Copy every line that holds "cenou".

» **Exercise input**
============================================================
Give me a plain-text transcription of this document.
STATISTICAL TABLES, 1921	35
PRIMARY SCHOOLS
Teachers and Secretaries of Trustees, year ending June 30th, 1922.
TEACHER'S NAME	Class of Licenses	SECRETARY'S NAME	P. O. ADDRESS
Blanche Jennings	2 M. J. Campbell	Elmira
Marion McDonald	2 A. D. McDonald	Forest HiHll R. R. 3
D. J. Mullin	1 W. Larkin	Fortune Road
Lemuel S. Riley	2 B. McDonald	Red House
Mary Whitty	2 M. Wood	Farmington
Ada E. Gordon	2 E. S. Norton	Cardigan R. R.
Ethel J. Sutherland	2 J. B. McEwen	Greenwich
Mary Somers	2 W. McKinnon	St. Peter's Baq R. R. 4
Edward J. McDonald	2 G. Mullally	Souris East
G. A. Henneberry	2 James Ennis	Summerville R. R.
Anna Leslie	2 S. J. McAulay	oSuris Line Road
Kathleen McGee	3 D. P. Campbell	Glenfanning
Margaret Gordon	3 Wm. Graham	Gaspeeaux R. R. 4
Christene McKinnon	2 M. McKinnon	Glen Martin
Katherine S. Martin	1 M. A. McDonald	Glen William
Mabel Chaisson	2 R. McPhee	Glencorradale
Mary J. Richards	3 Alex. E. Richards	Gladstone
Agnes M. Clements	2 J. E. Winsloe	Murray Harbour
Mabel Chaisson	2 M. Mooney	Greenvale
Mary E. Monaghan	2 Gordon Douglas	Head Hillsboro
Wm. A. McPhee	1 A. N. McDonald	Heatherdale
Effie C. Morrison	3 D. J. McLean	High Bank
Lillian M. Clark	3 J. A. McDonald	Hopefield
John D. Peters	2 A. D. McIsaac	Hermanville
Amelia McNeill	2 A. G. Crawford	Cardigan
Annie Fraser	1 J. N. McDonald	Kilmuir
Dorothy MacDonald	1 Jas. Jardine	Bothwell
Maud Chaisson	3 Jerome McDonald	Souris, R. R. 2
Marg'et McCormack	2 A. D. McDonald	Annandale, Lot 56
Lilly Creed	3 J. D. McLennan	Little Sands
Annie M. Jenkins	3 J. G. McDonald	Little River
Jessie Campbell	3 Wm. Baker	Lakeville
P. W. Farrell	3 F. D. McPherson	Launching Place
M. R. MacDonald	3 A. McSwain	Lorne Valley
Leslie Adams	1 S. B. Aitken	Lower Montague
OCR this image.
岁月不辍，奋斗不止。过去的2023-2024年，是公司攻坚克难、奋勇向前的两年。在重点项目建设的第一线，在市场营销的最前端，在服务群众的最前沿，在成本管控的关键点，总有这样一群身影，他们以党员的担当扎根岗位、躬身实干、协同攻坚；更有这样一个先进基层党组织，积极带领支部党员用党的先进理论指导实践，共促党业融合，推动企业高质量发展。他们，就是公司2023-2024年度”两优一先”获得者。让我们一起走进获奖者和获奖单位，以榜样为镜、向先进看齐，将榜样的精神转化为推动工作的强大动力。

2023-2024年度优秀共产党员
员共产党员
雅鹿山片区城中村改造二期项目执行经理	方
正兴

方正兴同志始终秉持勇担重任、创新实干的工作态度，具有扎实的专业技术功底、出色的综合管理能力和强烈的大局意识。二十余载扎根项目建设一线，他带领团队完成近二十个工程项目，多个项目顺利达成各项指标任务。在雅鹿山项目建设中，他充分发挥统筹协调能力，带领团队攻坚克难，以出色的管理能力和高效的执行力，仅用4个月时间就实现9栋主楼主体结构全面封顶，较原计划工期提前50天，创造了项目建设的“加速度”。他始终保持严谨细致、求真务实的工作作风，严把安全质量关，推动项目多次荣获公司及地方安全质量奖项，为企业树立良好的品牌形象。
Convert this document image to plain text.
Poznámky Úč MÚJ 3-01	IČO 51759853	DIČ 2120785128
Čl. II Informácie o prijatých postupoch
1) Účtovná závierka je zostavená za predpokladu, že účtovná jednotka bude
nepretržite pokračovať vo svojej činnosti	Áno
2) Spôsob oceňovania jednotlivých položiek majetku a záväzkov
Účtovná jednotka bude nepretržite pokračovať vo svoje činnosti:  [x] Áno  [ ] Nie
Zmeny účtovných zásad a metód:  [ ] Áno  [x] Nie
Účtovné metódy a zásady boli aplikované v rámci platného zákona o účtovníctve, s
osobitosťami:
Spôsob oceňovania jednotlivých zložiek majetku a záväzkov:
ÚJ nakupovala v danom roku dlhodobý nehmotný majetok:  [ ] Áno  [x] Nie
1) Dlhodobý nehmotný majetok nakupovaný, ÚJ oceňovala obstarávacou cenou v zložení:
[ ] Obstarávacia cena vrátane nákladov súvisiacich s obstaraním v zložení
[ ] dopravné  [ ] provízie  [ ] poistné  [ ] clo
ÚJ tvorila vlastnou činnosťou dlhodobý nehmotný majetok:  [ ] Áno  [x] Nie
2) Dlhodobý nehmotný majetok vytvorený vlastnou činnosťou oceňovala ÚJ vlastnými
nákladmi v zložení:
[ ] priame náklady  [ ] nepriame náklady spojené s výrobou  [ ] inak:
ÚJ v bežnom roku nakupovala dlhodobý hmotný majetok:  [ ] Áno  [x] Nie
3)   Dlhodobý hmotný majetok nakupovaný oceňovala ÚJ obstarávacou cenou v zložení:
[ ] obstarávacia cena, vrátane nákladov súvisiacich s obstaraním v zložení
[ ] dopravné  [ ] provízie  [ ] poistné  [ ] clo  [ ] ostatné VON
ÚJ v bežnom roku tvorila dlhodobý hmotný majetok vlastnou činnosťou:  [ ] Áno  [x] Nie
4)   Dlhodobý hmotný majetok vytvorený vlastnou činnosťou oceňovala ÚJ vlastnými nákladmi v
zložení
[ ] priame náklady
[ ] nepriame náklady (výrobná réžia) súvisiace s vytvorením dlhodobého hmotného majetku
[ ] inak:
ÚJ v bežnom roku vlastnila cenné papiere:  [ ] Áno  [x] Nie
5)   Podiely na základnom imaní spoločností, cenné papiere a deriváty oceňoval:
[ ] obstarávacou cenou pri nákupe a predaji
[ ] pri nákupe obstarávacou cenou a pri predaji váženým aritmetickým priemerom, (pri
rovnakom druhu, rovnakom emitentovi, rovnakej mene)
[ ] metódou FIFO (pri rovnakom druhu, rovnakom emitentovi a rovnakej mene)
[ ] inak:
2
============================================================
» **Complete output**
1) Dlhodobý nehmotný majetok nakupovaný, ÚJ oceňovala obstarávacou cenou v zložení:
3)   Dlhodobý hmotný majetok nakupovaný oceňovala ÚJ obstarávacou cenou v zložení:
[ ] obstarávacou cenou pri nákupe a predaji
[ ] pri nákupe obstarávacou cenou a pri predaji váženým aritmetickým priemerom, (pri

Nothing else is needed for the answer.